Copy the material below word for word, line by line, and leave out the pictures.

RECORD EXTRACTS:
:::::
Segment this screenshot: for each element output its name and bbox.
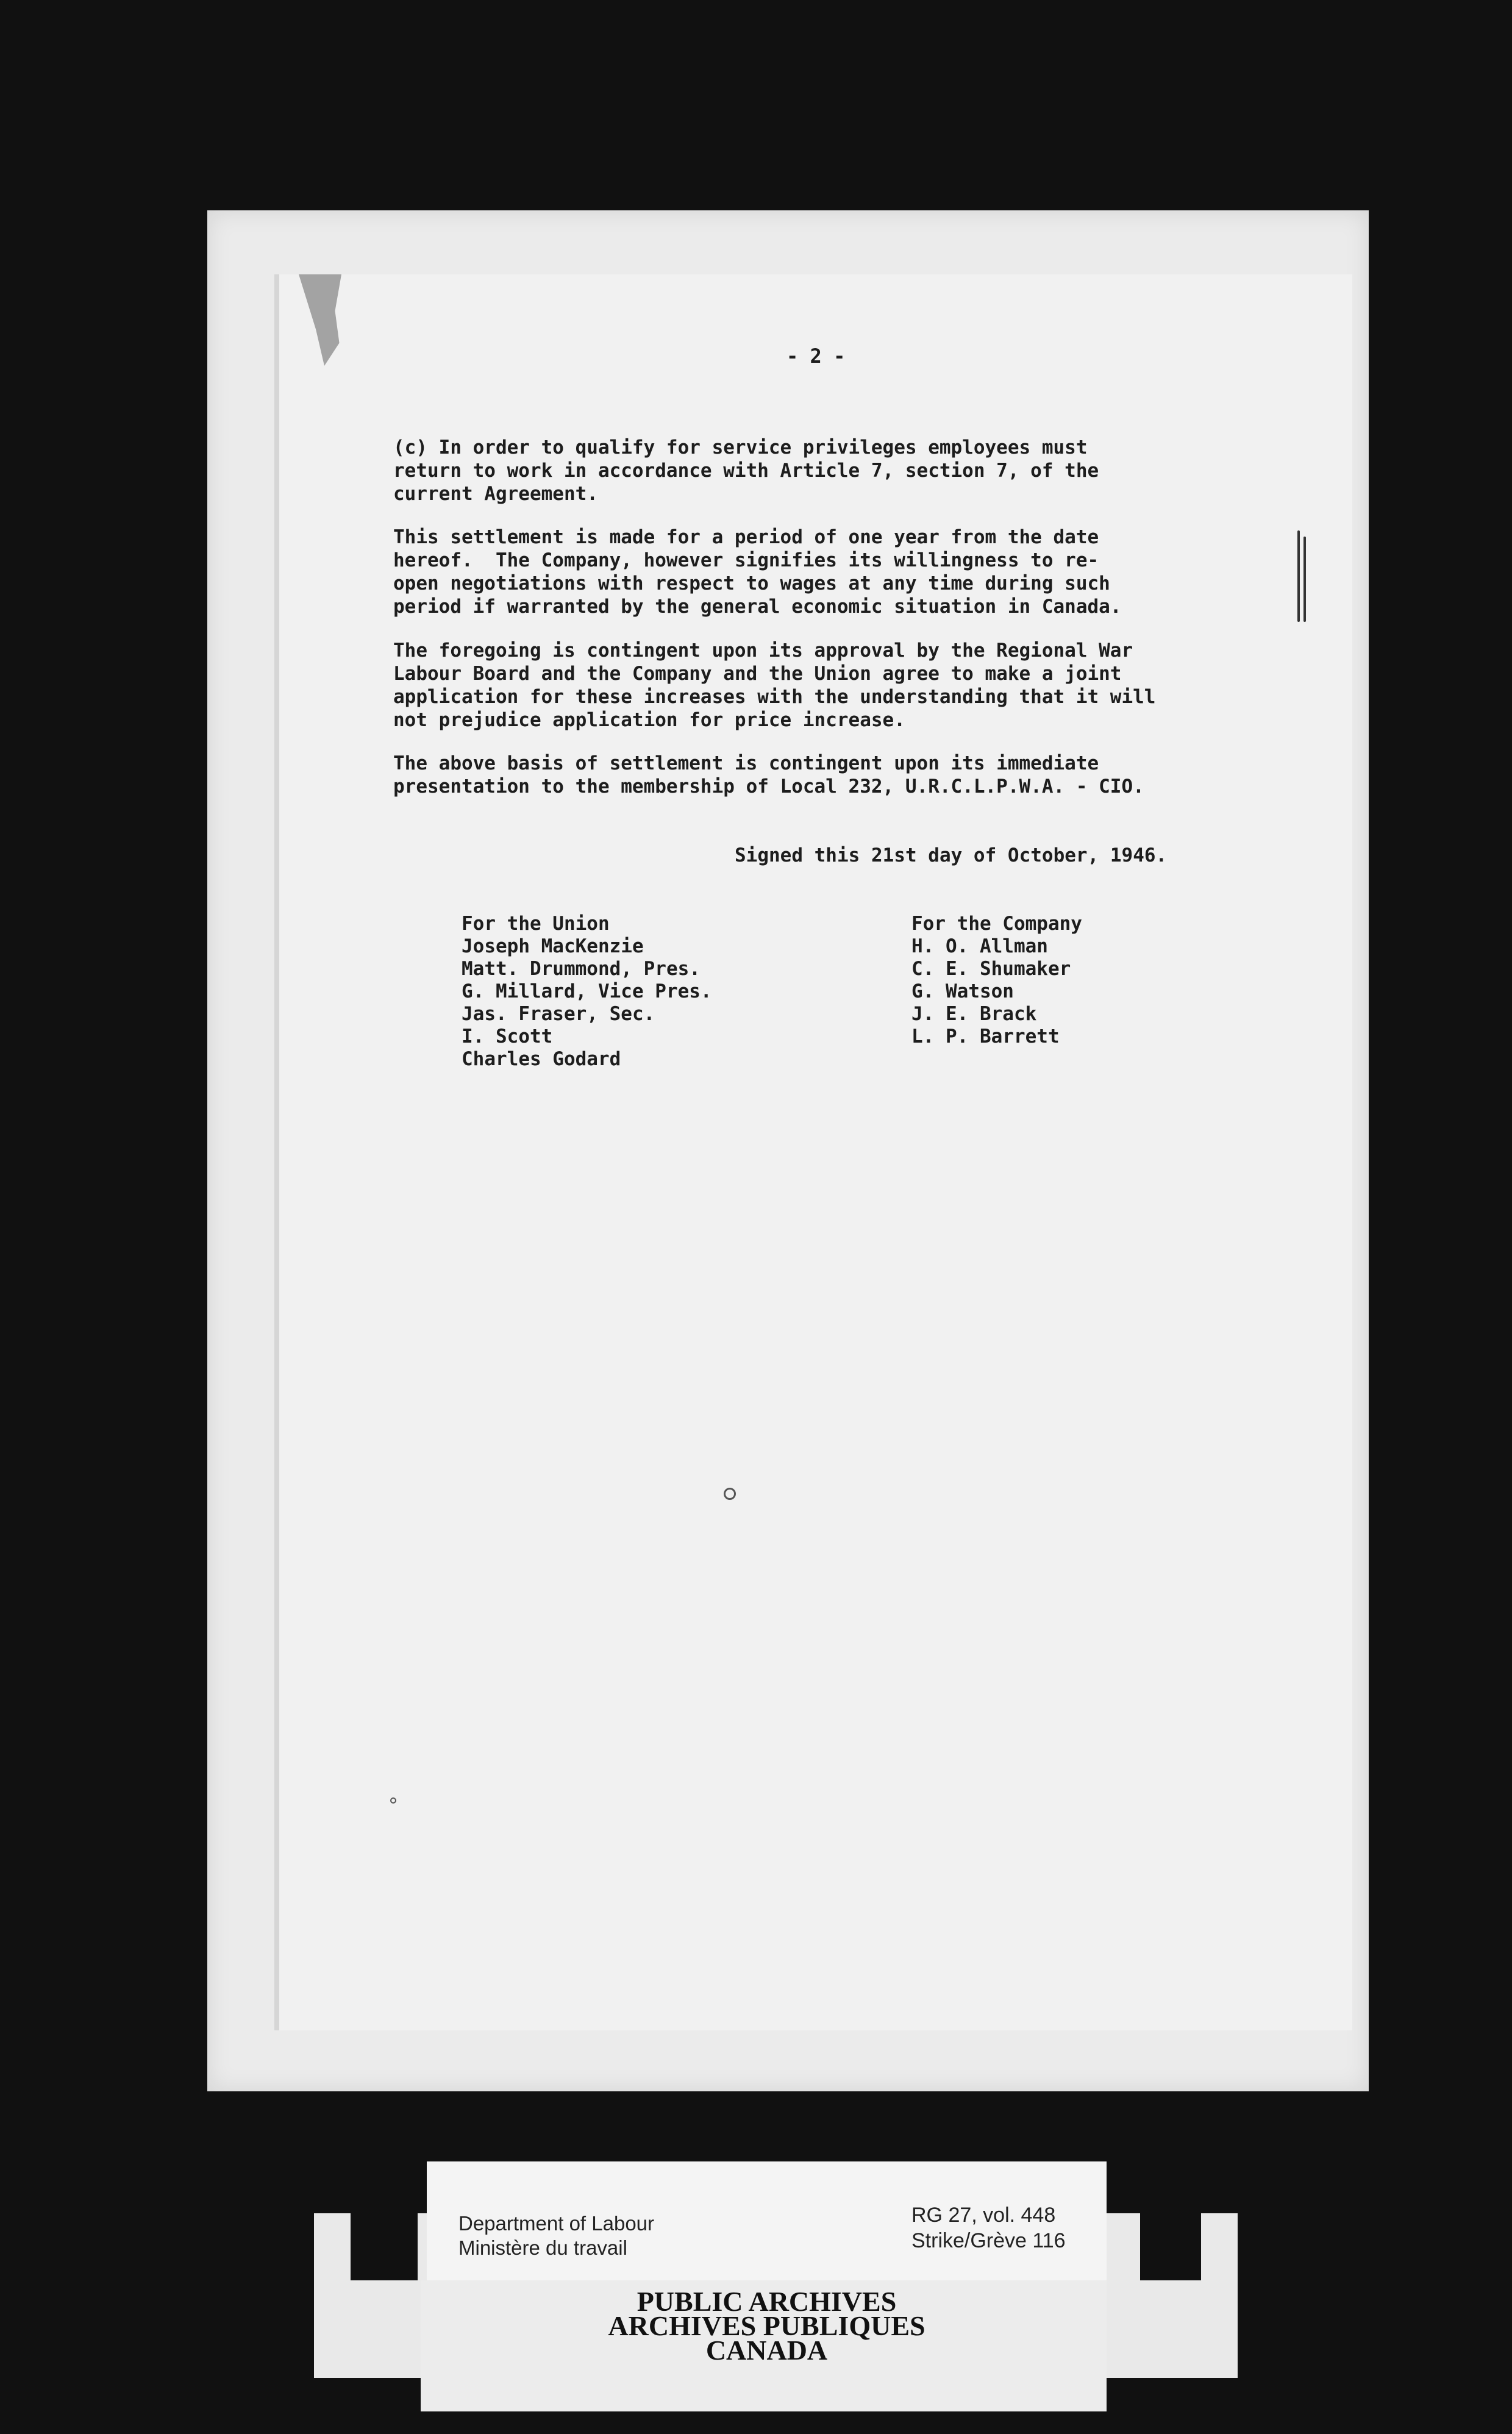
signatory-name: C. E. Shumaker (911, 958, 1071, 980)
signatory-name: G. Watson (911, 980, 1014, 1002)
signed-date-line: Signed this 21st day of October, 1946. (735, 844, 1168, 866)
department-name (458, 2211, 654, 2260)
text-line: not prejudice application for price increase. (393, 709, 905, 731)
signatory-name: Jas. Fraser, Sec. (462, 1003, 655, 1025)
stamp-line: ARCHIVES PUBLIQUES (608, 2310, 925, 2341)
signatory-name: H. O. Allman (911, 935, 1048, 957)
signatory-name: Joseph MacKenzie (462, 935, 644, 957)
signatory-name: Charles Godard (462, 1048, 621, 1070)
paper-speck (724, 1488, 736, 1500)
stamp-line: CANADA (705, 2335, 828, 2366)
paper-speck (390, 1797, 396, 1804)
signatory-name: G. Millard, Vice Pres. (462, 980, 712, 1002)
signatory-name: Matt. Drummond, Pres. (462, 958, 701, 980)
text-line: This settlement is made for a period of one year from the date (393, 526, 1099, 548)
text-line: The foregoing is contingent upon its approval by the Regional War (393, 640, 1133, 662)
signatory-heading: For the Company (911, 913, 1082, 935)
department-fr: Ministère du travail (458, 2236, 627, 2259)
signatory-name: I. Scott (462, 1026, 553, 1047)
label-gap (351, 2213, 418, 2280)
company-signatories (911, 913, 1082, 1048)
text-line: The above basis of settlement is contingent upon its immediate (393, 752, 1099, 774)
paragraph-c (393, 436, 1308, 505)
signatory-name: L. P. Barrett (911, 1026, 1060, 1047)
paragraph-basis (393, 752, 1308, 798)
text-line: application for these increases with the understanding that it will (393, 686, 1156, 708)
department-en: Department of Labour (458, 2212, 655, 2235)
paragraph-approval (393, 639, 1308, 732)
text-line: presentation to the membership of Local 232, U.R.C.L.P.W.A. - CIO. (393, 776, 1144, 798)
union-signatories (462, 913, 712, 1071)
reference-volume: RG 27, vol. 448 (911, 2204, 1056, 2227)
paragraph-term (393, 526, 1308, 618)
text-line: (c) In order to qualify for service privileges employees must (393, 437, 1088, 459)
text-line: current Agreement. (393, 483, 598, 505)
archive-reference (911, 2202, 1066, 2254)
text-line: return to work in accordance with Article 7, section 7, of the (393, 460, 1099, 482)
public-archives-stamp (427, 2286, 1107, 2366)
text-line: period if warranted by the general economic situation in Canada. (393, 596, 1122, 618)
signatory-heading: For the Union (462, 913, 610, 935)
stamp-line: PUBLIC ARCHIVES (637, 2286, 897, 2317)
text-line: hereof. The Company, however signifies its willingness to re- (393, 549, 1099, 571)
signatory-name: J. E. Brack (911, 1003, 1037, 1025)
text-line: Labour Board and the Company and the Union agree to make a joint (393, 663, 1122, 685)
page-number: - 2 - (786, 344, 846, 368)
label-gap (1140, 2213, 1201, 2280)
reference-file: Strike/Grève 116 (911, 2229, 1066, 2252)
text-line: open negotiations with respect to wages at any time during such (393, 573, 1110, 594)
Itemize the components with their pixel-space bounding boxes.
:::::
SOLUTION FOR THIS TASK:
Segment this screenshot: for each element output its name and bbox.
signatory-name: C. E. Shumaker (911, 958, 1071, 980)
signatory-name: G. Watson (911, 980, 1014, 1002)
signed-date-line: Signed this 21st day of October, 1946. (735, 844, 1168, 866)
department-name (458, 2211, 654, 2260)
text-line: not prejudice application for price increase. (393, 709, 905, 731)
signatory-name: Jas. Fraser, Sec. (462, 1003, 655, 1025)
stamp-line: ARCHIVES PUBLIQUES (608, 2310, 925, 2341)
signatory-name: H. O. Allman (911, 935, 1048, 957)
signatory-name: Joseph MacKenzie (462, 935, 644, 957)
signatory-name: Charles Godard (462, 1048, 621, 1070)
paper-speck (724, 1488, 736, 1500)
stamp-line: CANADA (705, 2335, 828, 2366)
paper-speck (390, 1797, 396, 1804)
signatory-name: G. Millard, Vice Pres. (462, 980, 712, 1002)
signatory-name: Matt. Drummond, Pres. (462, 958, 701, 980)
text-line: This settlement is made for a period of one year from the date (393, 526, 1099, 548)
text-line: The foregoing is contingent upon its approval by the Regional War (393, 640, 1133, 662)
signatory-heading: For the Company (911, 913, 1082, 935)
department-fr: Ministère du travail (458, 2236, 627, 2259)
signatory-name: I. Scott (462, 1026, 553, 1047)
label-gap (351, 2213, 418, 2280)
company-signatories (911, 913, 1082, 1048)
text-line: The above basis of settlement is contingent upon its immediate (393, 752, 1099, 774)
paragraph-c (393, 436, 1308, 505)
signatory-name: L. P. Barrett (911, 1026, 1060, 1047)
paragraph-basis (393, 752, 1308, 798)
text-line: application for these increases with the understanding that it will (393, 686, 1156, 708)
department-en: Department of Labour (458, 2212, 655, 2235)
paragraph-approval (393, 639, 1308, 732)
text-line: presentation to the membership of Local 232, U.R.C.L.P.W.A. - CIO. (393, 776, 1144, 798)
union-signatories (462, 913, 712, 1071)
reference-volume: RG 27, vol. 448 (911, 2204, 1056, 2227)
paragraph-term (393, 526, 1308, 618)
text-line: (c) In order to qualify for service privileges employees must (393, 437, 1088, 459)
text-line: current Agreement. (393, 483, 598, 505)
archive-reference (911, 2202, 1066, 2254)
text-line: return to work in accordance with Article 7, section 7, of the (393, 460, 1099, 482)
public-archives-stamp (427, 2286, 1107, 2366)
text-line: period if warranted by the general economic situation in Canada. (393, 596, 1122, 618)
signatory-heading: For the Union (462, 913, 610, 935)
stamp-line: PUBLIC ARCHIVES (637, 2286, 897, 2317)
text-line: hereof. The Company, however signifies its willingness to re- (393, 549, 1099, 571)
signatory-name: J. E. Brack (911, 1003, 1037, 1025)
text-line: Labour Board and the Company and the Union agree to make a joint (393, 663, 1122, 685)
page-number: - 2 - (786, 344, 846, 368)
label-gap (1140, 2213, 1201, 2280)
reference-file: Strike/Grève 116 (911, 2229, 1066, 2252)
text-line: open negotiations with respect to wages at any time during such (393, 573, 1110, 594)
Itemize the components with their pixel-space bounding boxes.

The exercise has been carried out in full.